- WHAT TO PRODUCE -
Count every line below in which "District" occurs, then give only the count.

- RECORDS -
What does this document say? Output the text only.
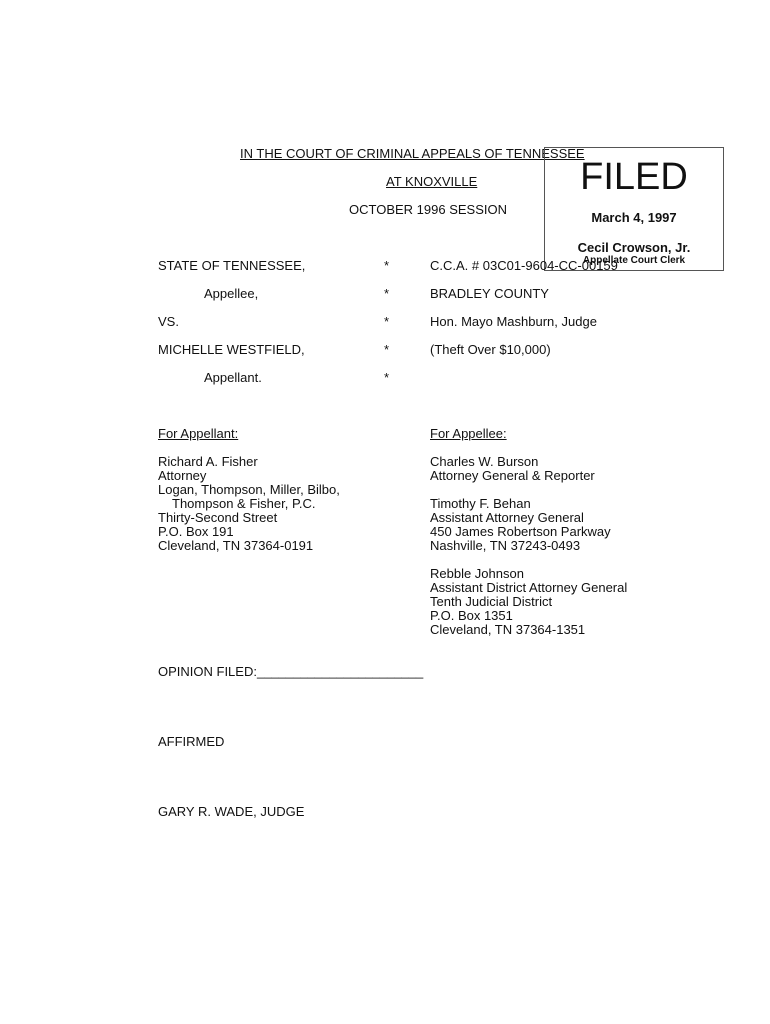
IN THE COURT OF CRIMINAL APPEALS OF TENNESSEE
AT KNOXVILLE
OCTOBER 1996 SESSION
FILED
March 4, 1997
Cecil Crowson, Jr.
Appellate Court Clerk
STATE OF TENNESSEE,	*	C.C.A. # 03C01-9604-CC-00159
Appellee,	*	BRADLEY COUNTY
VS.	*	Hon. Mayo Mashburn, Judge
MICHELLE WESTFIELD,	*	(Theft Over $10,000)
Appellant.	*
For Appellant:
Richard A. Fisher
Attorney
Logan, Thompson, Miller, Bilbo,
Thompson & Fisher, P.C.
Thirty-Second Street
P.O. Box 191
Cleveland, TN 37364-0191
For Appellee:
Charles W. Burson
Attorney General & Reporter
Timothy F. Behan
Assistant Attorney General
450 James Robertson Parkway
Nashville, TN 37243-0493
Rebble Johnson
Assistant District Attorney General
Tenth Judicial District
P.O. Box 1351
Cleveland, TN 37364-1351
OPINION FILED:_______________________
AFFIRMED
GARY R. WADE, JUDGE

- EXERCISE ANSWER -
2